● Problem description
Beneath this sentence is a set of records; write each of them out exactly.

Stored data:
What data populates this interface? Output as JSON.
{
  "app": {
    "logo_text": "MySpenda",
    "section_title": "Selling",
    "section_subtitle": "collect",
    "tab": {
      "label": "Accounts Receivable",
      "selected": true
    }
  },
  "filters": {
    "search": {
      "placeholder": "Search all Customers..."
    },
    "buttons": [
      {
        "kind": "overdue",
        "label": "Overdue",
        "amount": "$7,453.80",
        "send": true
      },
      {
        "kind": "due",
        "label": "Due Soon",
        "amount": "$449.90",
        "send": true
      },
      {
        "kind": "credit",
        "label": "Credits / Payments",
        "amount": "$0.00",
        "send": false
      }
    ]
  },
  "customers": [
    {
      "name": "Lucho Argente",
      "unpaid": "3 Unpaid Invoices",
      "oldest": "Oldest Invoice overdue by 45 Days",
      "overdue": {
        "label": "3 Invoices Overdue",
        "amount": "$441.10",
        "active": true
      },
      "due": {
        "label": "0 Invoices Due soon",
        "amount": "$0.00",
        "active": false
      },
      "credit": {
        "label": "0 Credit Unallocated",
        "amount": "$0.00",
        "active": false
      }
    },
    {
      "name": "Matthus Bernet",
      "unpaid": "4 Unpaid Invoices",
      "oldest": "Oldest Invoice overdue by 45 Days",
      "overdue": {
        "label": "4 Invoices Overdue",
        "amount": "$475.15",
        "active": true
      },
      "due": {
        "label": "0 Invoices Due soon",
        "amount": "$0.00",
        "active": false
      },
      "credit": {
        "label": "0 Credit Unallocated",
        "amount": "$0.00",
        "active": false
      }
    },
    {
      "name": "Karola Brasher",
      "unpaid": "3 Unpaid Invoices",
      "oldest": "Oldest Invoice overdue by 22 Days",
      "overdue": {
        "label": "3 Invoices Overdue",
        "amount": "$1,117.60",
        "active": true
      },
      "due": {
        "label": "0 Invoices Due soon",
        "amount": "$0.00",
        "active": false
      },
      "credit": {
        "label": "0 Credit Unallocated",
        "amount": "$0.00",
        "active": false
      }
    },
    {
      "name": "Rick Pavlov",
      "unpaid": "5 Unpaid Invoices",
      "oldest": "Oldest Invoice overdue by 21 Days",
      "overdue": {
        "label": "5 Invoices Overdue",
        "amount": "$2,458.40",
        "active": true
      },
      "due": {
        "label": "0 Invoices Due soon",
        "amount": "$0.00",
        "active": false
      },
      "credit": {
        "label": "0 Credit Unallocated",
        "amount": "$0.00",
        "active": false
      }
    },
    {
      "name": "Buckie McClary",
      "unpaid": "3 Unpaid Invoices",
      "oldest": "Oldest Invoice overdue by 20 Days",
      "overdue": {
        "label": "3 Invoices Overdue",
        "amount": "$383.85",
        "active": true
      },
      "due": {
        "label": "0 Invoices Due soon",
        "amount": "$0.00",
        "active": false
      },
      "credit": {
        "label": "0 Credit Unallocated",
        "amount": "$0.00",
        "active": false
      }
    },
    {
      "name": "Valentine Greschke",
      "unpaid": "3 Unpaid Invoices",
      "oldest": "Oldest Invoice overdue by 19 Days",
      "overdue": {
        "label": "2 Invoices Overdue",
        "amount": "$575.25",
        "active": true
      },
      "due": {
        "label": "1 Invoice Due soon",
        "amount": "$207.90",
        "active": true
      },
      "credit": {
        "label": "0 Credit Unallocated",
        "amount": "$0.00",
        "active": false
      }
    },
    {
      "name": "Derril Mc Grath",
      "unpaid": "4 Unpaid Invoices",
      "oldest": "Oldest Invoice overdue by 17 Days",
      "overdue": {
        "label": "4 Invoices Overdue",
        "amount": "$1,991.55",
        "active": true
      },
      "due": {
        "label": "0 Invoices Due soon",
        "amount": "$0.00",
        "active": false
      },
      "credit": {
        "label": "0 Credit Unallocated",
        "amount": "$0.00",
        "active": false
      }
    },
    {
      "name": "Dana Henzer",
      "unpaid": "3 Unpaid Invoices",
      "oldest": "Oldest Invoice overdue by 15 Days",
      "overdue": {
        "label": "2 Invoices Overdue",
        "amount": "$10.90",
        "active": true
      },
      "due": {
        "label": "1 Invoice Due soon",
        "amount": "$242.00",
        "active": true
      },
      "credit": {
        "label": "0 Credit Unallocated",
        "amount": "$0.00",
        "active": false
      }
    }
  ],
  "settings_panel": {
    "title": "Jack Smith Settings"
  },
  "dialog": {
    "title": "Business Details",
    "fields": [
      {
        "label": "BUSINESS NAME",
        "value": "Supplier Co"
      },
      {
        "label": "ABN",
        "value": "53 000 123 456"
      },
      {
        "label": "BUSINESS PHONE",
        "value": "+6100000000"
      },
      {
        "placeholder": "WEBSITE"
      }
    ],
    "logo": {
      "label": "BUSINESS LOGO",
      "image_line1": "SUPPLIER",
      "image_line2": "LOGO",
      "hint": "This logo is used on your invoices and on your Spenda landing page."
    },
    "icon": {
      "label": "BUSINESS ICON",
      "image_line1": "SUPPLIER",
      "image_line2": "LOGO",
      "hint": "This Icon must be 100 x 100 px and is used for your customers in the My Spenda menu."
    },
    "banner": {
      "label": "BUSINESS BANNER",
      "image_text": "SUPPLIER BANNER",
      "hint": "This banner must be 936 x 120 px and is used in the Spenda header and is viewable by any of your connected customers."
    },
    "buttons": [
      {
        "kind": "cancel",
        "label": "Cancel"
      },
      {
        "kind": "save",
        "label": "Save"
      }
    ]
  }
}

● Reply
What data populates this interface? Output as JSON.
{
  "app": {
    "logo_text": "MySpenda",
    "section_title": "Selling",
    "section_subtitle": "collect",
    "tab": {
      "label": "Accounts Receivable",
      "selected": true
    }
  },
  "filters": {
    "search": {
      "placeholder": "Search all Customers..."
    },
    "buttons": [
      {
        "kind": "overdue",
        "label": "Overdue",
        "amount": "$7,453.80",
        "send": true
      },
      {
        "kind": "due",
        "label": "Due Soon",
        "amount": "$449.90",
        "send": true
      },
      {
        "kind": "credit",
        "label": "Credits / Payments",
        "amount": "$0.00",
        "send": false
      }
    ]
  },
  "customers": [
    {
      "name": "Lucho Argente",
      "unpaid": "3 Unpaid Invoices",
      "oldest": "Oldest Invoice overdue by 45 Days",
      "overdue": {
        "label": "3 Invoices Overdue",
        "amount": "$441.10",
        "active": true
      },
      "due": {
        "label": "0 Invoices Due soon",
        "amount": "$0.00",
        "active": false
      },
      "credit": {
        "label": "0 Credit Unallocated",
        "amount": "$0.00",
        "active": false
      }
    },
    {
      "name": "Matthus Bernet",
      "unpaid": "4 Unpaid Invoices",
      "oldest": "Oldest Invoice overdue by 45 Days",
      "overdue": {
        "label": "4 Invoices Overdue",
        "amount": "$475.15",
        "active": true
      },
      "due": {
        "label": "0 Invoices Due soon",
        "amount": "$0.00",
        "active": false
      },
      "credit": {
        "label": "0 Credit Unallocated",
        "amount": "$0.00",
        "active": false
      }
    },
    {
      "name": "Karola Brasher",
      "unpaid": "3 Unpaid Invoices",
      "oldest": "Oldest Invoice overdue by 22 Days",
      "overdue": {
        "label": "3 Invoices Overdue",
        "amount": "$1,117.60",
        "active": true
      },
      "due": {
        "label": "0 Invoices Due soon",
        "amount": "$0.00",
        "active": false
      },
      "credit": {
        "label": "0 Credit Unallocated",
        "amount": "$0.00",
        "active": false
      }
    },
    {
      "name": "Rick Pavlov",
      "unpaid": "5 Unpaid Invoices",
      "oldest": "Oldest Invoice overdue by 21 Days",
      "overdue": {
        "label": "5 Invoices Overdue",
        "amount": "$2,458.40",
        "active": true
      },
      "due": {
        "label": "0 Invoices Due soon",
        "amount": "$0.00",
        "active": false
      },
      "credit": {
        "label": "0 Credit Unallocated",
        "amount": "$0.00",
        "active": false
      }
    },
    {
      "name": "Buckie McClary",
      "unpaid": "3 Unpaid Invoices",
      "oldest": "Oldest Invoice overdue by 20 Days",
      "overdue": {
        "label": "3 Invoices Overdue",
        "amount": "$383.85",
        "active": true
      },
      "due": {
        "label": "0 Invoices Due soon",
        "amount": "$0.00",
        "active": false
      },
      "credit": {
        "label": "0 Credit Unallocated",
        "amount": "$0.00",
        "active": false
      }
    },
    {
      "name": "Valentine Greschke",
      "unpaid": "3 Unpaid Invoices",
      "oldest": "Oldest Invoice overdue by 19 Days",
      "overdue": {
        "label": "2 Invoices Overdue",
        "amount": "$575.25",
        "active": true
      },
      "due": {
        "label": "1 Invoice Due soon",
        "amount": "$207.90",
        "active": true
      },
      "credit": {
        "label": "0 Credit Unallocated",
        "amount": "$0.00",
        "active": false
      }
    },
    {
      "name": "Derril Mc Grath",
      "unpaid": "4 Unpaid Invoices",
      "oldest": "Oldest Invoice overdue by 17 Days",
      "overdue": {
        "label": "4 Invoices Overdue",
        "amount": "$1,991.55",
        "active": true
      },
      "due": {
        "label": "0 Invoices Due soon",
        "amount": "$0.00",
        "active": false
      },
      "credit": {
        "label": "0 Credit Unallocated",
        "amount": "$0.00",
        "active": false
      }
    },
    {
      "name": "Dana Henzer",
      "unpaid": "3 Unpaid Invoices",
      "oldest": "Oldest Invoice overdue by 15 Days",
      "overdue": {
        "label": "2 Invoices Overdue",
        "amount": "$10.90",
        "active": true
      },
      "due": {
        "label": "1 Invoice Due soon",
        "amount": "$242.00",
        "active": true
      },
      "credit": {
        "label": "0 Credit Unallocated",
        "amount": "$0.00",
        "active": false
      }
    }
  ],
  "settings_panel": {
    "title": "Jack Smith Settings"
  },
  "dialog": {
    "title": "Business Details",
    "fields": [
      {
        "label": "BUSINESS NAME",
        "value": "Supplier Co"
      },
      {
        "label": "ABN",
        "value": "53 000 123 456"
      },
      {
        "label": "BUSINESS PHONE",
        "value": "+6100000000"
      },
      {
        "placeholder": "WEBSITE"
      }
    ],
    "logo": {
      "label": "BUSINESS LOGO",
      "image_line1": "SUPPLIER",
      "image_line2": "LOGO",
      "hint": "This logo is used on your invoices and on your Spenda landing page."
    },
    "icon": {
      "label": "BUSINESS ICON",
      "image_line1": "SUPPLIER",
      "image_line2": "LOGO",
      "hint": "This Icon must be 100 x 100 px and is used for your customers in the My Spenda menu."
    },
    "banner": {
      "label": "BUSINESS BANNER",
      "image_text": "SUPPLIER BANNER",
      "hint": "This banner must be 936 x 120 px and is used in the Spenda header and is viewable by any of your connected customers."
    },
    "buttons": [
      {
        "kind": "cancel",
        "label": "Cancel"
      },
      {
        "kind": "save",
        "label": "Save"
      }
    ]
  }
}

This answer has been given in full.